WHAT TO DO:
Can you give the stretch from the start of the items through the line containing "466, 416, 497]" as a JSON list of strings, one string per line, with blank lines left out?

Data items
** Start **

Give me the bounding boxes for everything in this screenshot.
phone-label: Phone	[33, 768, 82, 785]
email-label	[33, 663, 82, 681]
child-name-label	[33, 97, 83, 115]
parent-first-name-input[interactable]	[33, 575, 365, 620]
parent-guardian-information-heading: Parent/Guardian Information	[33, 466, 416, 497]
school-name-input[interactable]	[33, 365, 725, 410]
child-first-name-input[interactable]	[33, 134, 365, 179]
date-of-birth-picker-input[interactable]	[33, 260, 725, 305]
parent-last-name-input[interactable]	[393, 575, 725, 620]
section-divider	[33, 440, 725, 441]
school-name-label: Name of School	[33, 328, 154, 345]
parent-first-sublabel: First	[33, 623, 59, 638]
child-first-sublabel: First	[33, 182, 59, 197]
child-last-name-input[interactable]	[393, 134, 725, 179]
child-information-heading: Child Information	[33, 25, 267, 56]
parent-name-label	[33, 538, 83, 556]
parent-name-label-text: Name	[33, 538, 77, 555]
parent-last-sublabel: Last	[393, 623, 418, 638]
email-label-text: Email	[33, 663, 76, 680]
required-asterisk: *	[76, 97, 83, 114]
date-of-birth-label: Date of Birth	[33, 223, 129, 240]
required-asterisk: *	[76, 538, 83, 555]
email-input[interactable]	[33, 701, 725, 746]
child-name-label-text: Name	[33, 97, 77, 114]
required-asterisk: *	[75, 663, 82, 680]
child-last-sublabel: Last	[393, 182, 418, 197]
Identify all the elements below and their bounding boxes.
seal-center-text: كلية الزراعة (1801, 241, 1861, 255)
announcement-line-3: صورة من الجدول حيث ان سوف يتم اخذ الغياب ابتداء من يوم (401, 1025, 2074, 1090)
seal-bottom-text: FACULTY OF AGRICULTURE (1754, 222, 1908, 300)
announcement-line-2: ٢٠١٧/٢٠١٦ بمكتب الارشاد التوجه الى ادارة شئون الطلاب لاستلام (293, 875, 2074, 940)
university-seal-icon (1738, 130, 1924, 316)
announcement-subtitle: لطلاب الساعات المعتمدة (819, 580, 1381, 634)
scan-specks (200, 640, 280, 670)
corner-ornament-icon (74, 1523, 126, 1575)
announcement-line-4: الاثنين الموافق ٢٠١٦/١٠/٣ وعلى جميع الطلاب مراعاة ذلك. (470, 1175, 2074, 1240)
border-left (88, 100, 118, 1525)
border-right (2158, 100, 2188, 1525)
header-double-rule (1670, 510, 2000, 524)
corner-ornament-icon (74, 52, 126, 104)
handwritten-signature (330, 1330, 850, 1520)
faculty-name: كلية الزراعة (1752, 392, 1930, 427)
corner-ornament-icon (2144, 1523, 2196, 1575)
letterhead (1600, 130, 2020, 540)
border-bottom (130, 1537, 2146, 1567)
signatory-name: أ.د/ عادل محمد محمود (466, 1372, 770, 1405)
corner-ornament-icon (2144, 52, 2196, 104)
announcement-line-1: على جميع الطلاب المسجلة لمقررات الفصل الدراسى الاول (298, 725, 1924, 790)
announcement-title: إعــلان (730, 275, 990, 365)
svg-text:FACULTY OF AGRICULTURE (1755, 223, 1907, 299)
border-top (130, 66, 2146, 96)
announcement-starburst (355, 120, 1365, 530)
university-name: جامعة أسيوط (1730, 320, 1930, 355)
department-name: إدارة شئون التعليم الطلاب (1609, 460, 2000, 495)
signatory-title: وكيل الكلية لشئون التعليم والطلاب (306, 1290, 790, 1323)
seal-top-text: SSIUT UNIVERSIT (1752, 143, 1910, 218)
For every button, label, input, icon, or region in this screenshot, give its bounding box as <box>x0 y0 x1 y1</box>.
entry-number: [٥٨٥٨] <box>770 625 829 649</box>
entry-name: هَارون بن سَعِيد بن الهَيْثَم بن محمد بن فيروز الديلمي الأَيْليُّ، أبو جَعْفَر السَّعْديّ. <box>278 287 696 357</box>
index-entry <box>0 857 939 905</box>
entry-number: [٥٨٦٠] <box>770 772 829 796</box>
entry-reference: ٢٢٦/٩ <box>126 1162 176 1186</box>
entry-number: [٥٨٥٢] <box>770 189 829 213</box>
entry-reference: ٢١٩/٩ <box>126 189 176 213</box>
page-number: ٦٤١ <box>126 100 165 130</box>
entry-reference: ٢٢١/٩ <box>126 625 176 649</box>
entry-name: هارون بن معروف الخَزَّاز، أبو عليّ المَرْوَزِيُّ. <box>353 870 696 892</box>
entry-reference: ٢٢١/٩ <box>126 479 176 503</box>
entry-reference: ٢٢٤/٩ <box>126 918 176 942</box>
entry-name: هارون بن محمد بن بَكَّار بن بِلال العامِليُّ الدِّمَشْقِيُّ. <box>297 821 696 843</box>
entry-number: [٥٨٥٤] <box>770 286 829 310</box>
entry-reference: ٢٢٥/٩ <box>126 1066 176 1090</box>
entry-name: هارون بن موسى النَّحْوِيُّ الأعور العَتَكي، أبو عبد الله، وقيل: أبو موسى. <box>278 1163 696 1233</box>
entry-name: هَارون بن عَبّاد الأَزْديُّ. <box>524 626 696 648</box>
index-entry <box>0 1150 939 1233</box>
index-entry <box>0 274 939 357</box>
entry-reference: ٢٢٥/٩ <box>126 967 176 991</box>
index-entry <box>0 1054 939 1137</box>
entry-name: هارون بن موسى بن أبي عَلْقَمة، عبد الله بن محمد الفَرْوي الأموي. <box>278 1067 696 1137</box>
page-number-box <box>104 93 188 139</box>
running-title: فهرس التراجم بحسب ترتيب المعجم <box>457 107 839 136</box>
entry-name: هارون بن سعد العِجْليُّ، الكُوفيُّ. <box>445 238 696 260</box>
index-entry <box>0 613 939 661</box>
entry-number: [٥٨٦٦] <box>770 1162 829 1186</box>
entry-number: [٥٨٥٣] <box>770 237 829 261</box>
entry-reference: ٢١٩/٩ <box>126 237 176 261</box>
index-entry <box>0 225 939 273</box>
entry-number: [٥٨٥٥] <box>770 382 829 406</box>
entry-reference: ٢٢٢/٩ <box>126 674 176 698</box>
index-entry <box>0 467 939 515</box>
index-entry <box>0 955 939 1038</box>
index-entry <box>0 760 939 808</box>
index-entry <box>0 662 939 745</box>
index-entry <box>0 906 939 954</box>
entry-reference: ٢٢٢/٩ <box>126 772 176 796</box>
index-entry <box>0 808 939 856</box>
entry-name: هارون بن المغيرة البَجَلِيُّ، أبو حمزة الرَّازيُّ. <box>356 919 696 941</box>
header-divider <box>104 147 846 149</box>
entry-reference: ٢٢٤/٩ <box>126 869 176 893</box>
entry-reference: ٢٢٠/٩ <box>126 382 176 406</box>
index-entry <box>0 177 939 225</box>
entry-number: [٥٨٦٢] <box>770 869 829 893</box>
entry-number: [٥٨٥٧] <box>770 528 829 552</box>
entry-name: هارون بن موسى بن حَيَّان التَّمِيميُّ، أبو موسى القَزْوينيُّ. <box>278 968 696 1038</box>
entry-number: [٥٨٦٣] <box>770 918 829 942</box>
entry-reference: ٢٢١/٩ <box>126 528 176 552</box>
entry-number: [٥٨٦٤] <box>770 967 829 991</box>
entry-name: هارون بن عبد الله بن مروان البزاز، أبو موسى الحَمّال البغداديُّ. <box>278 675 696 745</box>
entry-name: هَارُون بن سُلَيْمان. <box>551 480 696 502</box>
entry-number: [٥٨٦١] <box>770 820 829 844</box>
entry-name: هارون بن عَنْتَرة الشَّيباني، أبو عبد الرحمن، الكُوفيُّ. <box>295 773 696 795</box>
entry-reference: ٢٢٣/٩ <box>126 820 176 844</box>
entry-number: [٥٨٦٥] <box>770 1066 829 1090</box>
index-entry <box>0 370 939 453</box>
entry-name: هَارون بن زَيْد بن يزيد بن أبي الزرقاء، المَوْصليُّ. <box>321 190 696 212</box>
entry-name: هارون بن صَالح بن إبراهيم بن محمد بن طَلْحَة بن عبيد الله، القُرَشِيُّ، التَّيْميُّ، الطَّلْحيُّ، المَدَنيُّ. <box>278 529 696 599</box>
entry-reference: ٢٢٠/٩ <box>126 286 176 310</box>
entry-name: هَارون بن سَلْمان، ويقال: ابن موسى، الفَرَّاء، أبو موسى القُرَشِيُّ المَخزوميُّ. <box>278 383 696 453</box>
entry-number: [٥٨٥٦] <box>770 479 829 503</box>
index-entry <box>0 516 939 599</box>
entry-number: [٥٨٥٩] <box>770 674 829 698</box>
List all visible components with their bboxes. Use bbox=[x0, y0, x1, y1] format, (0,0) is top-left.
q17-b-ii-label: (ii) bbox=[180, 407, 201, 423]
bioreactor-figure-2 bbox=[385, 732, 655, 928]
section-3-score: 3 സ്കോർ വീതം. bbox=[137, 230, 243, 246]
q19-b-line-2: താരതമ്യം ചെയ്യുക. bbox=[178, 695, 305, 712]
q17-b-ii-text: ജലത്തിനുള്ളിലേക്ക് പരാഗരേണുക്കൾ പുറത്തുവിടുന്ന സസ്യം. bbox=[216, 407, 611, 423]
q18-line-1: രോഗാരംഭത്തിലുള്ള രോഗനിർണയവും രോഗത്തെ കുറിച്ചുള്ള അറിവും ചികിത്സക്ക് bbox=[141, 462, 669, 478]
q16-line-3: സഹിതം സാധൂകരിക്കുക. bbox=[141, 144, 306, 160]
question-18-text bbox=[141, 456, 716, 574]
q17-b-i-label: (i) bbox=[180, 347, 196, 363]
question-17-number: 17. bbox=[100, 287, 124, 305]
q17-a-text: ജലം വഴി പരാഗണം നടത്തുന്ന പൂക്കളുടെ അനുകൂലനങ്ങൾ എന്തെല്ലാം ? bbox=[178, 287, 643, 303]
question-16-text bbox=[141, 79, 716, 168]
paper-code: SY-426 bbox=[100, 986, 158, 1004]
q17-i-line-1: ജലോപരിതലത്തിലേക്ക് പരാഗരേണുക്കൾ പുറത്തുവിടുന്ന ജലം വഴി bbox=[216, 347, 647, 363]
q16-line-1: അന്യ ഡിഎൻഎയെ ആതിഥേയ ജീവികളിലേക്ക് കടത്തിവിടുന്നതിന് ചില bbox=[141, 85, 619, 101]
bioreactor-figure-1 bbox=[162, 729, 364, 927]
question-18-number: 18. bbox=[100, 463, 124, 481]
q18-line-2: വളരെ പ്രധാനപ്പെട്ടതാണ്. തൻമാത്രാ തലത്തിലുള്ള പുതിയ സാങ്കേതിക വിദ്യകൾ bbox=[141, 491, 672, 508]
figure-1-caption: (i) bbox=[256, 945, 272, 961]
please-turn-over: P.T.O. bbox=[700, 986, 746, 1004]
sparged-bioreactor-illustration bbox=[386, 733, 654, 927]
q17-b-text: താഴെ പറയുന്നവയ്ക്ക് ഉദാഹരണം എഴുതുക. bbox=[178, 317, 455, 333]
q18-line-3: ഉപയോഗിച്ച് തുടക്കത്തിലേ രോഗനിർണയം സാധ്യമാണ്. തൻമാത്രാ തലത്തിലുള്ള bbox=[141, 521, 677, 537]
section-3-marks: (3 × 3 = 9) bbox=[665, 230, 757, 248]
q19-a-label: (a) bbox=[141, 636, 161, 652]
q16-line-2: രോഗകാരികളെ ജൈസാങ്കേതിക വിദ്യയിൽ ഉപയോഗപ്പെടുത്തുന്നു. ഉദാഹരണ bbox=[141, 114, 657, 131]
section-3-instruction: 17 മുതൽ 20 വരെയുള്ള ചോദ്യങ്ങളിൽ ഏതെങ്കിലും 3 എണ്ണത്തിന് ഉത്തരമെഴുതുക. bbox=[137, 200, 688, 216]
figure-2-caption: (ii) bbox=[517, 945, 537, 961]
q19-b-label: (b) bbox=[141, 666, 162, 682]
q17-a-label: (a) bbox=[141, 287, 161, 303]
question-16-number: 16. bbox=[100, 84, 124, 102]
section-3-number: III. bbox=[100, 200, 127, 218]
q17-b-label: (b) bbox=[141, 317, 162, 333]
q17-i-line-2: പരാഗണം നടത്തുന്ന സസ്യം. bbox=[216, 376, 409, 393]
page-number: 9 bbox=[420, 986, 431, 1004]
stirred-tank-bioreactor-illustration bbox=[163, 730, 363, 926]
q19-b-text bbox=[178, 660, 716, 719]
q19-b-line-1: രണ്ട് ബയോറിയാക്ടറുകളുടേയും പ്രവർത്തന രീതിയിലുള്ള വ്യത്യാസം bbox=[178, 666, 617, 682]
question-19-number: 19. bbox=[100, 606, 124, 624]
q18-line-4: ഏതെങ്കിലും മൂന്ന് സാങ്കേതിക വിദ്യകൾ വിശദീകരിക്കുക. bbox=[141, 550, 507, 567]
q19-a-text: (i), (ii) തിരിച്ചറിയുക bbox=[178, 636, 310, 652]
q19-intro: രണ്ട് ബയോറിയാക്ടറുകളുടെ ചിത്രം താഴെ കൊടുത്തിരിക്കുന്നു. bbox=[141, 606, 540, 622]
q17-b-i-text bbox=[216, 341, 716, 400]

** End **

SOLUTION BELOW:
[
  "Give me the bounding boxes for everything in this screenshot.",
  "phone-label: Phone\t[33, 768, 82, 785]",
  "email-label\t[33, 663, 82, 681]",
  "child-name-label\t[33, 97, 83, 115]",
  "parent-first-name-input[interactable]\t[33, 575, 365, 620]",
  "parent-guardian-information-heading: Parent/Guardian Information\t[33, 466, 416, 497]"
]